● Work instructions: Your task is to print all of the data word for word.

● Listed records:
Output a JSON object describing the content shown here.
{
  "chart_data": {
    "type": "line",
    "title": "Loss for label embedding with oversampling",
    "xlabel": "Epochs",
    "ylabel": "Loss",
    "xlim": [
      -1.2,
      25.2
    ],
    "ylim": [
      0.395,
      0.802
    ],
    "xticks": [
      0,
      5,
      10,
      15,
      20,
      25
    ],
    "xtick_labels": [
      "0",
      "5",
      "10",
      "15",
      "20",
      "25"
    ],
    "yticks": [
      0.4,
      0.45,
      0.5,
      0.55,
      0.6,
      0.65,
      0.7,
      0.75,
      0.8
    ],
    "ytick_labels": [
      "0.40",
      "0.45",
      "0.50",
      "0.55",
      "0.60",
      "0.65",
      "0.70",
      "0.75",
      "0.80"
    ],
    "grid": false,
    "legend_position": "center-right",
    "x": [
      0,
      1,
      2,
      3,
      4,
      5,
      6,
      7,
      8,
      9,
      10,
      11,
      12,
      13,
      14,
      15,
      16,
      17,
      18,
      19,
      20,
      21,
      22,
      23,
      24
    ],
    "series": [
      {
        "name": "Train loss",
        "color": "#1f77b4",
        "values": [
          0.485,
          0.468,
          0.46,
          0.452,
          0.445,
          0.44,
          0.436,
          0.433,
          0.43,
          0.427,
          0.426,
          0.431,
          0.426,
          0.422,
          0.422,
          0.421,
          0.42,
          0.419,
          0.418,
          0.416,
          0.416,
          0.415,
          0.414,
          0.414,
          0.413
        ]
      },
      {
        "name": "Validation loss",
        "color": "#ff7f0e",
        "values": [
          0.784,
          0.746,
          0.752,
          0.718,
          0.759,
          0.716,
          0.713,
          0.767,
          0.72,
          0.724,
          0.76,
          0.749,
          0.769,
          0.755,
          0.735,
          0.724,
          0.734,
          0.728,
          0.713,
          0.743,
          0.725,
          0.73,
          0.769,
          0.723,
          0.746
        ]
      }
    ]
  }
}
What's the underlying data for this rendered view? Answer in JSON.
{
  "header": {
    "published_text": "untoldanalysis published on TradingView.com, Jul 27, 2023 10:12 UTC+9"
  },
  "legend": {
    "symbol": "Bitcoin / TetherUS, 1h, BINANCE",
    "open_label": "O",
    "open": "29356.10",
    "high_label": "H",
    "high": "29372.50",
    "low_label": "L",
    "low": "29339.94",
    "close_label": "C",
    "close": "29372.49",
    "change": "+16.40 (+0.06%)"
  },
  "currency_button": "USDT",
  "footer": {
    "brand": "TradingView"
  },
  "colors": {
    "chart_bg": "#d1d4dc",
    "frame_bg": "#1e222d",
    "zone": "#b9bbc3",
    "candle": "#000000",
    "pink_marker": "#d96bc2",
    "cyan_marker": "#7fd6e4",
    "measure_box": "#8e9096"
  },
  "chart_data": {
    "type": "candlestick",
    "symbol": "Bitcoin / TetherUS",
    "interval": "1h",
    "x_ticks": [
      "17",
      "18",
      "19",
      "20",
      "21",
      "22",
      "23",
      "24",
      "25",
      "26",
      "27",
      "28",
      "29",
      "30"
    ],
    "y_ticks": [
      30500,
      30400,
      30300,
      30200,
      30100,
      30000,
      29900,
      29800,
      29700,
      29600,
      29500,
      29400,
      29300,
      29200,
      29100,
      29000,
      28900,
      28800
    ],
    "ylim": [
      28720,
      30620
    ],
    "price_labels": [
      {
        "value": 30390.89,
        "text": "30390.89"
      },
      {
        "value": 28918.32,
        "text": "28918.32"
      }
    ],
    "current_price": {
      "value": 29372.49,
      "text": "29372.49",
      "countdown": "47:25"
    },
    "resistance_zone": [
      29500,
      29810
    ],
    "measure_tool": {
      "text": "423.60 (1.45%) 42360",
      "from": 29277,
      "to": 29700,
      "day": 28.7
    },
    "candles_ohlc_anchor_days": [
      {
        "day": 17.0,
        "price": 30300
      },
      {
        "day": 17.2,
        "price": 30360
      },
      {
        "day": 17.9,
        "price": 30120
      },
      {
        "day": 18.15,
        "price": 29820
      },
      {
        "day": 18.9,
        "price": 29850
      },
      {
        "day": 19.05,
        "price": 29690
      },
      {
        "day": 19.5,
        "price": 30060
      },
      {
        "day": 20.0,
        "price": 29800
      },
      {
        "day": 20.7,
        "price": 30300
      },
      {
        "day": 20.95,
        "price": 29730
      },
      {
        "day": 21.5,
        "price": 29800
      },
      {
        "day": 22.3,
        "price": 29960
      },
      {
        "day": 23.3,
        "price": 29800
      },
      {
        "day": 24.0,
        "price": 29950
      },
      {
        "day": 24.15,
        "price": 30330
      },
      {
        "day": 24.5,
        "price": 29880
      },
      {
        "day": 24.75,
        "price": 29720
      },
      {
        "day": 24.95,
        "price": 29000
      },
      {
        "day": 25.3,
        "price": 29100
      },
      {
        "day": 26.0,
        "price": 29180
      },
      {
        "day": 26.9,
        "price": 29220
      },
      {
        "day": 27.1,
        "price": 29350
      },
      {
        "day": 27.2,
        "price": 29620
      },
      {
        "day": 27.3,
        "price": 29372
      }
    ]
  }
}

● Exercise result:
Output a JSON object describing the content shown here.
{
  "chart_data": {
    "type": "line",
    "title": "Loss for label embedding with oversampling",
    "xlabel": "Epochs",
    "ylabel": "Loss",
    "xlim": [
      -1.2,
      25.2
    ],
    "ylim": [
      0.395,
      0.802
    ],
    "xticks": [
      0,
      5,
      10,
      15,
      20,
      25
    ],
    "xtick_labels": [
      "0",
      "5",
      "10",
      "15",
      "20",
      "25"
    ],
    "yticks": [
      0.4,
      0.45,
      0.5,
      0.55,
      0.6,
      0.65,
      0.7,
      0.75,
      0.8
    ],
    "ytick_labels": [
      "0.40",
      "0.45",
      "0.50",
      "0.55",
      "0.60",
      "0.65",
      "0.70",
      "0.75",
      "0.80"
    ],
    "grid": false,
    "legend_position": "center-right",
    "x": [
      0,
      1,
      2,
      3,
      4,
      5,
      6,
      7,
      8,
      9,
      10,
      11,
      12,
      13,
      14,
      15,
      16,
      17,
      18,
      19,
      20,
      21,
      22,
      23,
      24
    ],
    "series": [
      {
        "name": "Train loss",
        "color": "#1f77b4",
        "values": [
          0.485,
          0.468,
          0.46,
          0.452,
          0.445,
          0.44,
          0.436,
          0.433,
          0.43,
          0.427,
          0.426,
          0.431,
          0.426,
          0.422,
          0.422,
          0.421,
          0.42,
          0.419,
          0.418,
          0.416,
          0.416,
          0.415,
          0.414,
          0.414,
          0.413
        ]
      },
      {
        "name": "Validation loss",
        "color": "#ff7f0e",
        "values": [
          0.784,
          0.746,
          0.752,
          0.718,
          0.759,
          0.716,
          0.713,
          0.767,
          0.72,
          0.724,
          0.76,
          0.749,
          0.769,
          0.755,
          0.735,
          0.724,
          0.734,
          0.728,
          0.713,
          0.743,
          0.725,
          0.73,
          0.769,
          0.723,
          0.746
        ]
      }
    ]
  }
}
What's the underlying data for this rendered view? Answer in JSON.
{
  "header": {
    "published_text": "untoldanalysis published on TradingView.com, Jul 27, 2023 10:12 UTC+9"
  },
  "legend": {
    "symbol": "Bitcoin / TetherUS, 1h, BINANCE",
    "open_label": "O",
    "open": "29356.10",
    "high_label": "H",
    "high": "29372.50",
    "low_label": "L",
    "low": "29339.94",
    "close_label": "C",
    "close": "29372.49",
    "change": "+16.40 (+0.06%)"
  },
  "currency_button": "USDT",
  "footer": {
    "brand": "TradingView"
  },
  "colors": {
    "chart_bg": "#d1d4dc",
    "frame_bg": "#1e222d",
    "zone": "#b9bbc3",
    "candle": "#000000",
    "pink_marker": "#d96bc2",
    "cyan_marker": "#7fd6e4",
    "measure_box": "#8e9096"
  },
  "chart_data": {
    "type": "candlestick",
    "symbol": "Bitcoin / TetherUS",
    "interval": "1h",
    "x_ticks": [
      "17",
      "18",
      "19",
      "20",
      "21",
      "22",
      "23",
      "24",
      "25",
      "26",
      "27",
      "28",
      "29",
      "30"
    ],
    "y_ticks": [
      30500,
      30400,
      30300,
      30200,
      30100,
      30000,
      29900,
      29800,
      29700,
      29600,
      29500,
      29400,
      29300,
      29200,
      29100,
      29000,
      28900,
      28800
    ],
    "ylim": [
      28720,
      30620
    ],
    "price_labels": [
      {
        "value": 30390.89,
        "text": "30390.89"
      },
      {
        "value": 28918.32,
        "text": "28918.32"
      }
    ],
    "current_price": {
      "value": 29372.49,
      "text": "29372.49",
      "countdown": "47:25"
    },
    "resistance_zone": [
      29500,
      29810
    ],
    "measure_tool": {
      "text": "423.60 (1.45%) 42360",
      "from": 29277,
      "to": 29700,
      "day": 28.7
    },
    "candles_ohlc_anchor_days": [
      {
        "day": 17.0,
        "price": 30300
      },
      {
        "day": 17.2,
        "price": 30360
      },
      {
        "day": 17.9,
        "price": 30120
      },
      {
        "day": 18.15,
        "price": 29820
      },
      {
        "day": 18.9,
        "price": 29850
      },
      {
        "day": 19.05,
        "price": 29690
      },
      {
        "day": 19.5,
        "price": 30060
      },
      {
        "day": 20.0,
        "price": 29800
      },
      {
        "day": 20.7,
        "price": 30300
      },
      {
        "day": 20.95,
        "price": 29730
      },
      {
        "day": 21.5,
        "price": 29800
      },
      {
        "day": 22.3,
        "price": 29960
      },
      {
        "day": 23.3,
        "price": 29800
      },
      {
        "day": 24.0,
        "price": 29950
      },
      {
        "day": 24.15,
        "price": 30330
      },
      {
        "day": 24.5,
        "price": 29880
      },
      {
        "day": 24.75,
        "price": 29720
      },
      {
        "day": 24.95,
        "price": 29000
      },
      {
        "day": 25.3,
        "price": 29100
      },
      {
        "day": 26.0,
        "price": 29180
      },
      {
        "day": 26.9,
        "price": 29220
      },
      {
        "day": 27.1,
        "price": 29350
      },
      {
        "day": 27.2,
        "price": 29620
      },
      {
        "day": 27.3,
        "price": 29372
      }
    ]
  }
}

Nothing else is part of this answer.